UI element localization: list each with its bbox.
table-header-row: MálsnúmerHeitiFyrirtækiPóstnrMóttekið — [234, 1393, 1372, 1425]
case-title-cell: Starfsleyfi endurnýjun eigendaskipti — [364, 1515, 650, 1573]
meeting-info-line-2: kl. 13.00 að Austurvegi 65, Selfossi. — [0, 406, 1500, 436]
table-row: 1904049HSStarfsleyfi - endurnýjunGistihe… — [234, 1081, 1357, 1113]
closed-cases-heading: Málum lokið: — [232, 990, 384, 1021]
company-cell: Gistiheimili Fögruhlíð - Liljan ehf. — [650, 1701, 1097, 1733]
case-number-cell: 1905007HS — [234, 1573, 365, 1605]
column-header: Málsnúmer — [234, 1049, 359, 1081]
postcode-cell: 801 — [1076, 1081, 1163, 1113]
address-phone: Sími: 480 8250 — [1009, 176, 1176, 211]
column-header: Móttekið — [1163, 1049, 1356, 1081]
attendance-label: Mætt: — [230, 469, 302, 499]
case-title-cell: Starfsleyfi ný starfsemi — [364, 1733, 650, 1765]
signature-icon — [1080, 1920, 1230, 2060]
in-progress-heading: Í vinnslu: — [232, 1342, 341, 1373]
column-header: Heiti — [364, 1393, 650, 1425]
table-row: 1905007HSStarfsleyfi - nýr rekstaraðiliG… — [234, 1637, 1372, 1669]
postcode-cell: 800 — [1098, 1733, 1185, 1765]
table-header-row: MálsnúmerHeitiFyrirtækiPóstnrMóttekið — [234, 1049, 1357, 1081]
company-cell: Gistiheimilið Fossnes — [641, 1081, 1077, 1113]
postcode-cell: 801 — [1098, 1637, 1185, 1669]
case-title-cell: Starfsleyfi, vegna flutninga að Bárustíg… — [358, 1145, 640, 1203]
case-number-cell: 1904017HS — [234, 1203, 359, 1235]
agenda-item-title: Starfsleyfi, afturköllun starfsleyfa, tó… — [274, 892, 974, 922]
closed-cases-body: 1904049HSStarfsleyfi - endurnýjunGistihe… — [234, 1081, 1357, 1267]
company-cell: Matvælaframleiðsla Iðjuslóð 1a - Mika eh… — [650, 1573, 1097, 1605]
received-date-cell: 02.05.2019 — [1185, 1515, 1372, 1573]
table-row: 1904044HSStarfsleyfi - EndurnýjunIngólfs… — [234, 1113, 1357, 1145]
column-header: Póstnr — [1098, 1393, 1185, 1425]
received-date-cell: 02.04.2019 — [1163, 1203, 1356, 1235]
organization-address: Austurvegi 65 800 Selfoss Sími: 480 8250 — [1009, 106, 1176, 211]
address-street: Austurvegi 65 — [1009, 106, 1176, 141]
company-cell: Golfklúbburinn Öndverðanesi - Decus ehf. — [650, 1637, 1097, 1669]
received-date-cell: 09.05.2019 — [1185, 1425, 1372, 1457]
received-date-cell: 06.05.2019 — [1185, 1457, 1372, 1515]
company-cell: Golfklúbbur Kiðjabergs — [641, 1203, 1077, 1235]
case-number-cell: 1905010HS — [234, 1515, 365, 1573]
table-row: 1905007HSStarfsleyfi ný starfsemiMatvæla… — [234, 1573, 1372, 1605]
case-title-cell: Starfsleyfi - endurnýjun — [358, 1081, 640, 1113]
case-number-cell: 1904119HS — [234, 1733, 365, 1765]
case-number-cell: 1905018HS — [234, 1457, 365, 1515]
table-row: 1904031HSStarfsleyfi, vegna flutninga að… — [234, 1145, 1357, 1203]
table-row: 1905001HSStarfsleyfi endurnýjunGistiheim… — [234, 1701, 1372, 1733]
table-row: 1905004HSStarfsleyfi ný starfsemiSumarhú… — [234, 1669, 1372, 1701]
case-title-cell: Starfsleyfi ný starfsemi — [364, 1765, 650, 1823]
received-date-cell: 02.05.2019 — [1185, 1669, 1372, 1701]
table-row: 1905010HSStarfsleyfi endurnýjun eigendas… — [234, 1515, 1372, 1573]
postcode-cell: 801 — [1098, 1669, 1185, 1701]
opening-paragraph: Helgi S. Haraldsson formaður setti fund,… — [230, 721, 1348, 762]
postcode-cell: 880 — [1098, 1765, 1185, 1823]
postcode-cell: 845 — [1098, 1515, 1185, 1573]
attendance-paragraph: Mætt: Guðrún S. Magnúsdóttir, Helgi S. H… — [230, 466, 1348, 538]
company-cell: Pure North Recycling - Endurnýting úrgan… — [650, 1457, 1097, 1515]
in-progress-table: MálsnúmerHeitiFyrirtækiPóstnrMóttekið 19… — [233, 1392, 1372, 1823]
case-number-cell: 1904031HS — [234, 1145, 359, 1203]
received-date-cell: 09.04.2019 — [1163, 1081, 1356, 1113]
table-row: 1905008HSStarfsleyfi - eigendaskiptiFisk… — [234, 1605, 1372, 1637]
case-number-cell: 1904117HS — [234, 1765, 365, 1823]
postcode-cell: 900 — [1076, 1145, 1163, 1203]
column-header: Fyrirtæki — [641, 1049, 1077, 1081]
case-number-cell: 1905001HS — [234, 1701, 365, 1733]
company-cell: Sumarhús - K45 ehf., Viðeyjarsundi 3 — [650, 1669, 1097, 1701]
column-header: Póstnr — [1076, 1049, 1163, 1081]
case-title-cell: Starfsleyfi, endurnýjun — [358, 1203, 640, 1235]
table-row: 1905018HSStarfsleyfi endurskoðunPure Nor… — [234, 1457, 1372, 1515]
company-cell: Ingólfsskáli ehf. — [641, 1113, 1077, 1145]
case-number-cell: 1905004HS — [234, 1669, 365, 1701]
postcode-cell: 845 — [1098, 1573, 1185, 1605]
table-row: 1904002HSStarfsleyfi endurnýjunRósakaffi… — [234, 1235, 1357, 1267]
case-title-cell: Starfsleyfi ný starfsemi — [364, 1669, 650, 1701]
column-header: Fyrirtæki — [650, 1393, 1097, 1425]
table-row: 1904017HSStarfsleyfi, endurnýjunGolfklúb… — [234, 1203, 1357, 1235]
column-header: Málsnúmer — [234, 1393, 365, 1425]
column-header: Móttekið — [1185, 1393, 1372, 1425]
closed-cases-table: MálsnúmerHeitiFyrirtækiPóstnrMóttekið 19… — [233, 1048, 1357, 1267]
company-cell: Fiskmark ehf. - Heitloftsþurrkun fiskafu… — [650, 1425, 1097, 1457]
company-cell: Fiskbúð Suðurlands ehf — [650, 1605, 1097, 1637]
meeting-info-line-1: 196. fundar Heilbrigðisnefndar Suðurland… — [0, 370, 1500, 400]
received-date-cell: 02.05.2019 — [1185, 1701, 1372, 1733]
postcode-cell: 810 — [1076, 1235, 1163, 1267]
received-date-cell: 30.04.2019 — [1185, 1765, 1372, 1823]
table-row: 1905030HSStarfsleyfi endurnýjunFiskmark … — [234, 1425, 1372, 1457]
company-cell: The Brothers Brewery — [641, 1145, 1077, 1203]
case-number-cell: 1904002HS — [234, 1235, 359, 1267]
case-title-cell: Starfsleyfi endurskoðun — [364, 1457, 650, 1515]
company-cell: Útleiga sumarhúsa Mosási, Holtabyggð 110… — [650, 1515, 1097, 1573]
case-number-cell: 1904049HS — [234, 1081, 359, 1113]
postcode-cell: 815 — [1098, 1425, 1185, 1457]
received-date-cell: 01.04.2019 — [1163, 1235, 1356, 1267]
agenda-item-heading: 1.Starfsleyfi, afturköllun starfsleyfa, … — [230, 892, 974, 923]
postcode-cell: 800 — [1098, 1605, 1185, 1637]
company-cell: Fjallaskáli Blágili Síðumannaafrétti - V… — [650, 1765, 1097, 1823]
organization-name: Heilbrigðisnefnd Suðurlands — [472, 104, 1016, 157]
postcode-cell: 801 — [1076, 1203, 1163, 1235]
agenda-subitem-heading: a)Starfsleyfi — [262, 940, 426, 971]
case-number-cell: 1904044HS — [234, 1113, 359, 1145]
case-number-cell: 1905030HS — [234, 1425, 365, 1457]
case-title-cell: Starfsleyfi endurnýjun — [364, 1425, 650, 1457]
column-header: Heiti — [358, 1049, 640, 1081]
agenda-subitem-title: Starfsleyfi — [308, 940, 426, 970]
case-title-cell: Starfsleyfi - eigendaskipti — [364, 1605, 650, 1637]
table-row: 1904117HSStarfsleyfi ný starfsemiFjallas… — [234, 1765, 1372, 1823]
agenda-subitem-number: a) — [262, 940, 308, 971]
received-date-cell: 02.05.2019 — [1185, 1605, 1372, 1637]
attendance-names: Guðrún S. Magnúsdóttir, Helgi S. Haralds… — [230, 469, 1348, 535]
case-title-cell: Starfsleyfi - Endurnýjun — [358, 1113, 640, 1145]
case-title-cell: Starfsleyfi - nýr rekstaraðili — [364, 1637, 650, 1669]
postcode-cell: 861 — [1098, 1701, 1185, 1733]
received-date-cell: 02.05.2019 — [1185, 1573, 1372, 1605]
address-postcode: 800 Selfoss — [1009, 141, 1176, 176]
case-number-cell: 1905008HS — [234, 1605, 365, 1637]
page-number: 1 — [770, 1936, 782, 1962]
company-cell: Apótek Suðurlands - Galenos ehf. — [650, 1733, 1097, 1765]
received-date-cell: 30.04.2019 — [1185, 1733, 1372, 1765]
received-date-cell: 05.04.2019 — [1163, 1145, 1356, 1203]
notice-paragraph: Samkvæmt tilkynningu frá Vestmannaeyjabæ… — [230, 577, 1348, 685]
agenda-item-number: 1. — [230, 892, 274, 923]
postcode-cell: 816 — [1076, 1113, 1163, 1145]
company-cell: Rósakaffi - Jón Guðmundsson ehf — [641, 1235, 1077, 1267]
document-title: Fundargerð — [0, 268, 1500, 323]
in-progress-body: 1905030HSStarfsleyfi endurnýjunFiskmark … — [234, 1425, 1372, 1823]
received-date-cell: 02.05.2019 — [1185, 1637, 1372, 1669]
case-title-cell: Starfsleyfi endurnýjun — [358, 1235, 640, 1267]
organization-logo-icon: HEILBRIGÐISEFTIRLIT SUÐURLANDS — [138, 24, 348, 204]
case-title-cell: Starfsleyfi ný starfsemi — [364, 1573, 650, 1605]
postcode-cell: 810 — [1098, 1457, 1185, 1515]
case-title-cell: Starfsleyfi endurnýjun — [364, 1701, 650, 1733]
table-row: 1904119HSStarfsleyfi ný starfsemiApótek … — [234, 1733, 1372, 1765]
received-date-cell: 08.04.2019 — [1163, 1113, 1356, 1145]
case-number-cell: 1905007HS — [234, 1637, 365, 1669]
********************
### [Given exercise]
Switch each "column-header" to "header-cell" in the records from the start through the line holding "column-header: Póstnr — [1098, 1393, 1185, 1425]", inclusive. Reproduce only those lines, with everything else unchanged.

### [Task output]
UI element localization: list each with its bbox.
table-header-row: MálsnúmerHeitiFyrirtækiPóstnrMóttekið — [234, 1393, 1372, 1425]
case-title-cell: Starfsleyfi endurnýjun eigendaskipti — [364, 1515, 650, 1573]
meeting-info-line-2: kl. 13.00 að Austurvegi 65, Selfossi. — [0, 406, 1500, 436]
table-row: 1904049HSStarfsleyfi - endurnýjunGistihe… — [234, 1081, 1357, 1113]
closed-cases-heading: Málum lokið: — [232, 990, 384, 1021]
company-cell: Gistiheimili Fögruhlíð - Liljan ehf. — [650, 1701, 1097, 1733]
case-number-cell: 1905007HS — [234, 1573, 365, 1605]
header-cell: Málsnúmer — [234, 1049, 359, 1081]
postcode-cell: 801 — [1076, 1081, 1163, 1113]
address-phone: Sími: 480 8250 — [1009, 176, 1176, 211]
header-cell: Móttekið — [1163, 1049, 1356, 1081]
attendance-label: Mætt: — [230, 469, 302, 499]
case-title-cell: Starfsleyfi ný starfsemi — [364, 1733, 650, 1765]
signature-icon — [1080, 1920, 1230, 2060]
in-progress-heading: Í vinnslu: — [232, 1342, 341, 1373]
header-cell: Heiti — [364, 1393, 650, 1425]
table-row: 1905007HSStarfsleyfi - nýr rekstaraðiliG… — [234, 1637, 1372, 1669]
postcode-cell: 800 — [1098, 1733, 1185, 1765]
table-header-row: MálsnúmerHeitiFyrirtækiPóstnrMóttekið — [234, 1049, 1357, 1081]
company-cell: Gistiheimilið Fossnes — [641, 1081, 1077, 1113]
postcode-cell: 801 — [1098, 1637, 1185, 1669]
case-title-cell: Starfsleyfi, vegna flutninga að Bárustíg… — [358, 1145, 640, 1203]
case-number-cell: 1904017HS — [234, 1203, 359, 1235]
agenda-item-title: Starfsleyfi, afturköllun starfsleyfa, tó… — [274, 892, 974, 922]
closed-cases-body: 1904049HSStarfsleyfi - endurnýjunGistihe… — [234, 1081, 1357, 1267]
company-cell: Matvælaframleiðsla Iðjuslóð 1a - Mika eh… — [650, 1573, 1097, 1605]
received-date-cell: 02.05.2019 — [1185, 1515, 1372, 1573]
table-row: 1904044HSStarfsleyfi - EndurnýjunIngólfs… — [234, 1113, 1357, 1145]
header-cell: Póstnr — [1098, 1393, 1185, 1425]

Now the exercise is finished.